What the task asks: Leave out the images and repeat the listing below without a single change.

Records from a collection
____
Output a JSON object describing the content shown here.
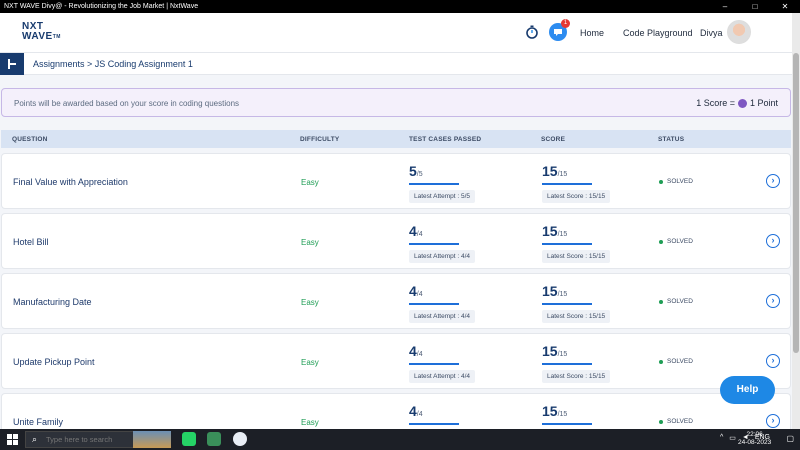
{
  "window": {
    "title": "NXT WAVE Divy@ - Revolutionizing the Job Market | NxtWave",
    "minimize": "–",
    "maximize": "□",
    "close": "✕"
  },
  "header": {
    "logo_top": "NXT",
    "logo_bottom": "WAVE",
    "logo_tm": "TM",
    "notification_count": "1",
    "nav_home": "Home",
    "nav_playground": "Code Playground",
    "user_name": "Divya"
  },
  "breadcrumb": "Assignments > JS Coding Assignment 1",
  "banner": {
    "text": "Points will be awarded based on your score in coding questions",
    "score_label": "1 Score =",
    "point_label": "1 Point"
  },
  "table": {
    "headers": [
      "QUESTION",
      "DIFFICULTY",
      "TEST CASES PASSED",
      "SCORE",
      "STATUS"
    ],
    "rows": [
      {
        "question": "Final Value with Appreciation",
        "difficulty": "Easy",
        "tests_passed": "5",
        "tests_total": "/5",
        "tests_latest": "Latest Attempt : 5/5",
        "score": "15",
        "score_total": "/15",
        "score_latest": "Latest Score : 15/15",
        "status": "SOLVED"
      },
      {
        "question": "Hotel Bill",
        "difficulty": "Easy",
        "tests_passed": "4",
        "tests_total": "/4",
        "tests_latest": "Latest Attempt : 4/4",
        "score": "15",
        "score_total": "/15",
        "score_latest": "Latest Score : 15/15",
        "status": "SOLVED"
      },
      {
        "question": "Manufacturing Date",
        "difficulty": "Easy",
        "tests_passed": "4",
        "tests_total": "/4",
        "tests_latest": "Latest Attempt : 4/4",
        "score": "15",
        "score_total": "/15",
        "score_latest": "Latest Score : 15/15",
        "status": "SOLVED"
      },
      {
        "question": "Update Pickup Point",
        "difficulty": "Easy",
        "tests_passed": "4",
        "tests_total": "/4",
        "tests_latest": "Latest Attempt : 4/4",
        "score": "15",
        "score_total": "/15",
        "score_latest": "Latest Score : 15/15",
        "status": "SOLVED"
      },
      {
        "question": "Unite Family",
        "difficulty": "Easy",
        "tests_passed": "4",
        "tests_total": "/4",
        "tests_latest": "",
        "score": "15",
        "score_total": "/15",
        "score_latest": "",
        "status": "SOLVED"
      }
    ]
  },
  "help_label": "Help",
  "taskbar": {
    "search_placeholder": "Type here to search",
    "tray_lang": "ENG",
    "time": "22:06",
    "date": "24-08-2023"
  },
  "colors": {
    "brand": "#183b6e",
    "accent": "#1e88e5",
    "success": "#1f9d55"
  }
}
____
Output of the task:
Output a JSON object describing the content shown here.
{
  "window": {
    "title": "NXT WAVE Divy@ - Revolutionizing the Job Market | NxtWave",
    "minimize": "–",
    "maximize": "□",
    "close": "✕"
  },
  "header": {
    "logo_top": "NXT",
    "logo_bottom": "WAVE",
    "logo_tm": "TM",
    "notification_count": "1",
    "nav_home": "Home",
    "nav_playground": "Code Playground",
    "user_name": "Divya"
  },
  "breadcrumb": "Assignments > JS Coding Assignment 1",
  "banner": {
    "text": "Points will be awarded based on your score in coding questions",
    "score_label": "1 Score =",
    "point_label": "1 Point"
  },
  "table": {
    "headers": [
      "QUESTION",
      "DIFFICULTY",
      "TEST CASES PASSED",
      "SCORE",
      "STATUS"
    ],
    "rows": [
      {
        "question": "Final Value with Appreciation",
        "difficulty": "Easy",
        "tests_passed": "5",
        "tests_total": "/5",
        "tests_latest": "Latest Attempt : 5/5",
        "score": "15",
        "score_total": "/15",
        "score_latest": "Latest Score : 15/15",
        "status": "SOLVED"
      },
      {
        "question": "Hotel Bill",
        "difficulty": "Easy",
        "tests_passed": "4",
        "tests_total": "/4",
        "tests_latest": "Latest Attempt : 4/4",
        "score": "15",
        "score_total": "/15",
        "score_latest": "Latest Score : 15/15",
        "status": "SOLVED"
      },
      {
        "question": "Manufacturing Date",
        "difficulty": "Easy",
        "tests_passed": "4",
        "tests_total": "/4",
        "tests_latest": "Latest Attempt : 4/4",
        "score": "15",
        "score_total": "/15",
        "score_latest": "Latest Score : 15/15",
        "status": "SOLVED"
      },
      {
        "question": "Update Pickup Point",
        "difficulty": "Easy",
        "tests_passed": "4",
        "tests_total": "/4",
        "tests_latest": "Latest Attempt : 4/4",
        "score": "15",
        "score_total": "/15",
        "score_latest": "Latest Score : 15/15",
        "status": "SOLVED"
      },
      {
        "question": "Unite Family",
        "difficulty": "Easy",
        "tests_passed": "4",
        "tests_total": "/4",
        "tests_latest": "",
        "score": "15",
        "score_total": "/15",
        "score_latest": "",
        "status": "SOLVED"
      }
    ]
  },
  "help_label": "Help",
  "taskbar": {
    "search_placeholder": "Type here to search",
    "tray_lang": "ENG",
    "time": "22:06",
    "date": "24-08-2023"
  },
  "colors": {
    "brand": "#183b6e",
    "accent": "#1e88e5",
    "success": "#1f9d55"
  }
}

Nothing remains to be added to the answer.